## WORK INSTRUCTIONS:
Copy, from the entries below, each line in which the string "JSON" appears.

Dataset rows about figures
········
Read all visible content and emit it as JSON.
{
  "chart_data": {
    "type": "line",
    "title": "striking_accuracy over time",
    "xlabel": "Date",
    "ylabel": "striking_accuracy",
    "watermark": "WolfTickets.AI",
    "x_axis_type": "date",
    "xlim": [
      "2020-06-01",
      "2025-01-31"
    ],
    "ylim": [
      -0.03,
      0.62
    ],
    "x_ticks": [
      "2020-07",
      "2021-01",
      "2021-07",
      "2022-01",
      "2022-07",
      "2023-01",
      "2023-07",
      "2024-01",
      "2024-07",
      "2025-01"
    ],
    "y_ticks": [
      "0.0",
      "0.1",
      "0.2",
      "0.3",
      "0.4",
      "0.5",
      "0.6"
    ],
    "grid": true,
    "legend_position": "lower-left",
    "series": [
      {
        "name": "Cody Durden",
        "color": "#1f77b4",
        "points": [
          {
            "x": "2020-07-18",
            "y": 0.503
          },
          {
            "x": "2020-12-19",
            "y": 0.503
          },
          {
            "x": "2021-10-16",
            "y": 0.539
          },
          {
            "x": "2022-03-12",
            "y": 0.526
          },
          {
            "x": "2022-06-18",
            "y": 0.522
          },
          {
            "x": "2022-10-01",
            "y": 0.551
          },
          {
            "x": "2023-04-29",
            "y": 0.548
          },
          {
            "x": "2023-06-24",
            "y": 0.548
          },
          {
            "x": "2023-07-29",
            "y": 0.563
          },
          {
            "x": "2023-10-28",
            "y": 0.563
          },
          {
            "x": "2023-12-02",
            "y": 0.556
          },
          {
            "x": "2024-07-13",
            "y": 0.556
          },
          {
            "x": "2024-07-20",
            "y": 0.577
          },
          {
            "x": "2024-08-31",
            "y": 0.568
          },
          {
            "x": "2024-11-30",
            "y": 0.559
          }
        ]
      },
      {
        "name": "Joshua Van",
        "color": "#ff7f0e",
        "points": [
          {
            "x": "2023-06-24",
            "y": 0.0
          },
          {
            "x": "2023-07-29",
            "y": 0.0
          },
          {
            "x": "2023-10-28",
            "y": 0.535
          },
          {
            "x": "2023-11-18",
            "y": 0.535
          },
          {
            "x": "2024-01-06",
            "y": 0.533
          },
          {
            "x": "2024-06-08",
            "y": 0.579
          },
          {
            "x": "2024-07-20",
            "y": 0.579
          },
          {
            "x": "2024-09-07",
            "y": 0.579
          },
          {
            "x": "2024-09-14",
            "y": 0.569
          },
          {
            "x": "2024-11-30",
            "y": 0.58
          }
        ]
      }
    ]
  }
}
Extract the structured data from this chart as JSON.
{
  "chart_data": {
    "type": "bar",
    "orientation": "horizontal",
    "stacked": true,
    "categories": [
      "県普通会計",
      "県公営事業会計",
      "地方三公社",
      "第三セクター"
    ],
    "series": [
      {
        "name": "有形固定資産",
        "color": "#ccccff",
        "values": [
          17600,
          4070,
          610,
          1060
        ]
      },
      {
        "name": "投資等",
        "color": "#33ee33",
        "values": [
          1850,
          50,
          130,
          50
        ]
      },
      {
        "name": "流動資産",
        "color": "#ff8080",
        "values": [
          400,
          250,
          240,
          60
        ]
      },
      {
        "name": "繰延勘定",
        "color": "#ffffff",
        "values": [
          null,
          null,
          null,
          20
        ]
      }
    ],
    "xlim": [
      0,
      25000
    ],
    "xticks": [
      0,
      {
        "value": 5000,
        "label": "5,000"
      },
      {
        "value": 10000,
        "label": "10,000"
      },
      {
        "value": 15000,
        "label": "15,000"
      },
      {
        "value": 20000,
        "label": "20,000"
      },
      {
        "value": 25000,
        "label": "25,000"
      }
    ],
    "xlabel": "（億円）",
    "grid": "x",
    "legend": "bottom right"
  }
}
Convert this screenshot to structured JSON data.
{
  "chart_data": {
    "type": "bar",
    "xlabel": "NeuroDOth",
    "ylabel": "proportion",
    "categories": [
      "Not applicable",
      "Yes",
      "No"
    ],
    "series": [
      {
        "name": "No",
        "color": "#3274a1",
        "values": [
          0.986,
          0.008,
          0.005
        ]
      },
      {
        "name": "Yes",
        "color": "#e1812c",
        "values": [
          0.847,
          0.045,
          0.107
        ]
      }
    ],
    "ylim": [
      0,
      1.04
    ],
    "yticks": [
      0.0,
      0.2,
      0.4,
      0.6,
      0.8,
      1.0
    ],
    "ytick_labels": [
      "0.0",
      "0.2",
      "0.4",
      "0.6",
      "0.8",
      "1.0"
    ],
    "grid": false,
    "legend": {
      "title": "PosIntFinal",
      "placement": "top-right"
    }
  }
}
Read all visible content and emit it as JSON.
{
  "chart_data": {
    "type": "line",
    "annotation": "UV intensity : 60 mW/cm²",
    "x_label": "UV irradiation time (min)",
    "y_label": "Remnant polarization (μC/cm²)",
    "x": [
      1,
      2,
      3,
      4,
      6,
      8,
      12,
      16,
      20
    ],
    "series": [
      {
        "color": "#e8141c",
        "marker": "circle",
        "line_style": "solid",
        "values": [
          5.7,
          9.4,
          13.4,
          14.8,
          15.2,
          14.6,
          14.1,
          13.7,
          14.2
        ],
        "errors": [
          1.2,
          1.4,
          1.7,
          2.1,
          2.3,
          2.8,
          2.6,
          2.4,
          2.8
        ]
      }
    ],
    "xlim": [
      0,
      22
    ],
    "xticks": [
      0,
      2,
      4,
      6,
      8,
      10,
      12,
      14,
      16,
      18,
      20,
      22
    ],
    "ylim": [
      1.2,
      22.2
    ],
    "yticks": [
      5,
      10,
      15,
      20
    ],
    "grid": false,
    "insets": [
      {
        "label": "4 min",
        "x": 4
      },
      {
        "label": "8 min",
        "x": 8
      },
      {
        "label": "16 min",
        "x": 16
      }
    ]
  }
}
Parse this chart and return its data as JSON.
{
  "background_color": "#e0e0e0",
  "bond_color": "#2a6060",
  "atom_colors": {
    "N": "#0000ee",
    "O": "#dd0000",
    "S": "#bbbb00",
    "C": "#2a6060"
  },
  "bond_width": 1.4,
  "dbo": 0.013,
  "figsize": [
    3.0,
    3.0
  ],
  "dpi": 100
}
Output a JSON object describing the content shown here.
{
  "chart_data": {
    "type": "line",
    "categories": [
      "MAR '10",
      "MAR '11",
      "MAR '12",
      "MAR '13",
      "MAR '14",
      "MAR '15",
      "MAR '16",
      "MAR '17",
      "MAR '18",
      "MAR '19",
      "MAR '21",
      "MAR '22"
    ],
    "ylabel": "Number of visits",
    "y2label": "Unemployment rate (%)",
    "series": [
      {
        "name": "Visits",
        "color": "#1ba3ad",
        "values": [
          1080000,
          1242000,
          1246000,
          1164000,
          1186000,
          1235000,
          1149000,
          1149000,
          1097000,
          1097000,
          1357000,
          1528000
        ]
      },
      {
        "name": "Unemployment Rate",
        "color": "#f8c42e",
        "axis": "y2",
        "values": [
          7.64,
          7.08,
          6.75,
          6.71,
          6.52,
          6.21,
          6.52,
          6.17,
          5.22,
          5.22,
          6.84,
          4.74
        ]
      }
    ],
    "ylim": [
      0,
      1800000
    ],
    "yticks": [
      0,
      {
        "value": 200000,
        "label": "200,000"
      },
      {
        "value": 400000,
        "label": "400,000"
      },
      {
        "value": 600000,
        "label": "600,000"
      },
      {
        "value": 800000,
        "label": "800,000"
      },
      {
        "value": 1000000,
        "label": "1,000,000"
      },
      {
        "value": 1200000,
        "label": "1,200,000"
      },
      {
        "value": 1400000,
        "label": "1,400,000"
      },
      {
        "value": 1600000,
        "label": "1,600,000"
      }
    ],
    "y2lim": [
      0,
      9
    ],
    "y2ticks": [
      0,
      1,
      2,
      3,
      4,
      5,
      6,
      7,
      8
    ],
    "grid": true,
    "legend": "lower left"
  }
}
········
## RESPONSE TO THIS EXERCISE:
Read all visible content and emit it as JSON.
Extract the structured data from this chart as JSON.
Convert this screenshot to structured JSON data.
Read all visible content and emit it as JSON.
Parse this chart and return its data as JSON.
Output a JSON object describing the content shown here.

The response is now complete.